WHAT NEEDS TO BE DONE: Exclude any images and output the remaining records exactly.

□ □ □ □

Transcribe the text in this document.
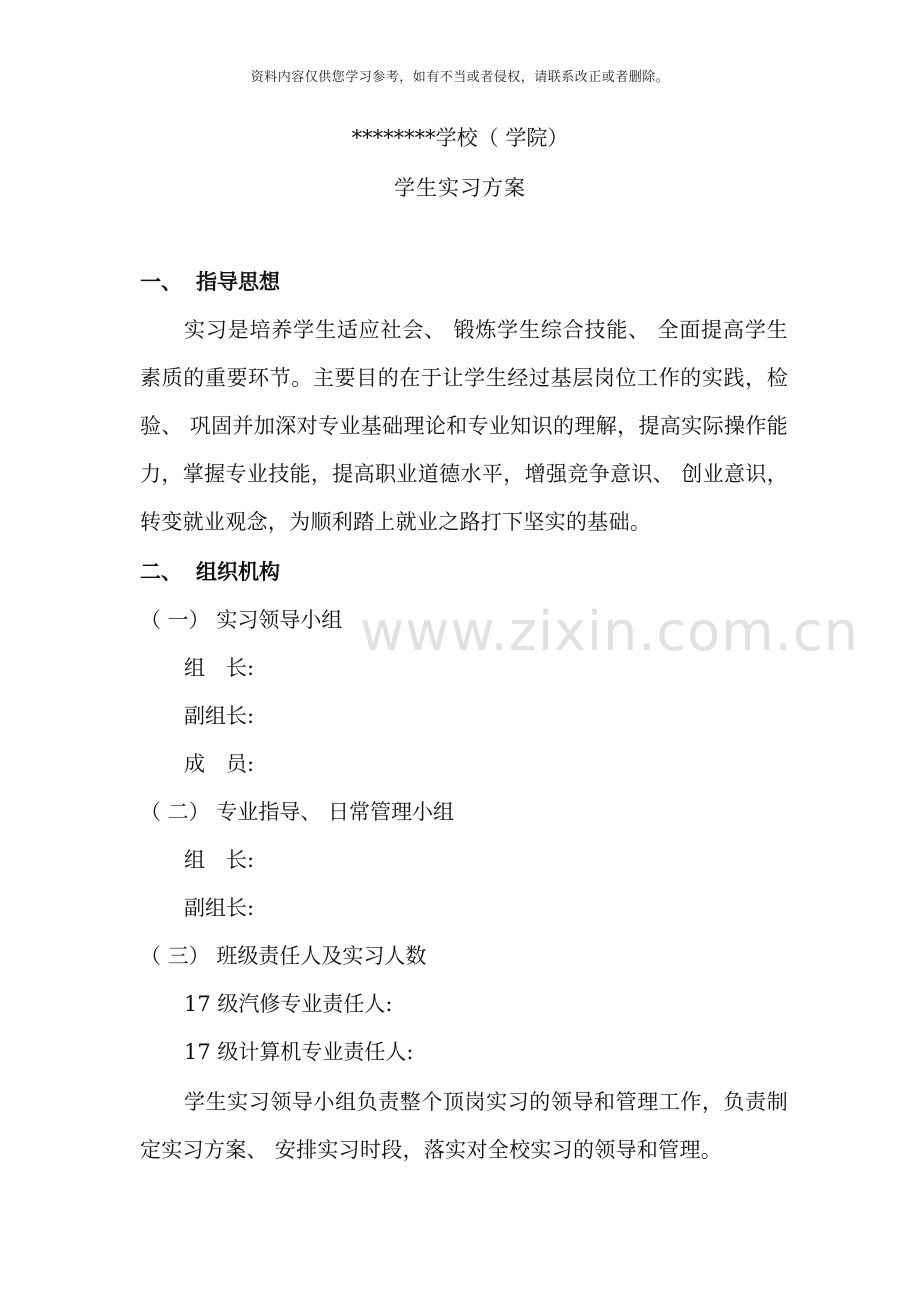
资料内容仅供您学习参考，如有不当或者侵权，请联系改正或者删除。
********学校（ 学院）
学生实习方案
一、 指导思想
实习是培养学生适应社会、 锻炼学生综合技能、 全面提高学生素质的重要环节。主要目的在于让学生经过基层岗位工作的实践，检验、 巩固并加深对专业基础理论和专业知识的理解，提高实际操作能力，掌握专业技能，提高职业道德水平，增强竞争意识、 创业意识，转变就业观念，为顺利踏上就业之路打下坚实的基础。
二、 组织机构
（ 一） 实习领导小组
组　长:
副组长:
成　员:
（ 二） 专业指导、 日常管理小组
组　长:
副组长:
（ 三） 班级责任人及实习人数
17 级汽修专业责任人:
17 级计算机专业责任人:
学生实习领导小组负责整个顶岗实习的领导和管理工作，负责制定实习方案、 安排实习时段，落实对全校实习的领导和管理。
www.zixin.com.cn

□ □ □ □

RESPONSE FOR THIS EXERCISE:
Transcribe the text in this document.
资料内容仅供您学习参考，如有不当或者侵权，请联系改正或者删除。
********学校（ 学院）
学生实习方案
一、 指导思想
实习是培养学生适应社会、 锻炼学生综合技能、 全面提高学生素质的重要环节。主要目的在于让学生经过基层岗位工作的实践，检验、 巩固并加深对专业基础理论和专业知识的理解，提高实际操作能力，掌握专业技能，提高职业道德水平，增强竞争意识、 创业意识，转变就业观念，为顺利踏上就业之路打下坚实的基础。
二、 组织机构
（ 一） 实习领导小组
组　长:
副组长:
成　员:
（ 二） 专业指导、 日常管理小组
组　长:
副组长:
（ 三） 班级责任人及实习人数
17 级汽修专业责任人:
17 级计算机专业责任人:
学生实习领导小组负责整个顶岗实习的领导和管理工作，负责制定实习方案、 安排实习时段，落实对全校实习的领导和管理。
www.zixin.com.cn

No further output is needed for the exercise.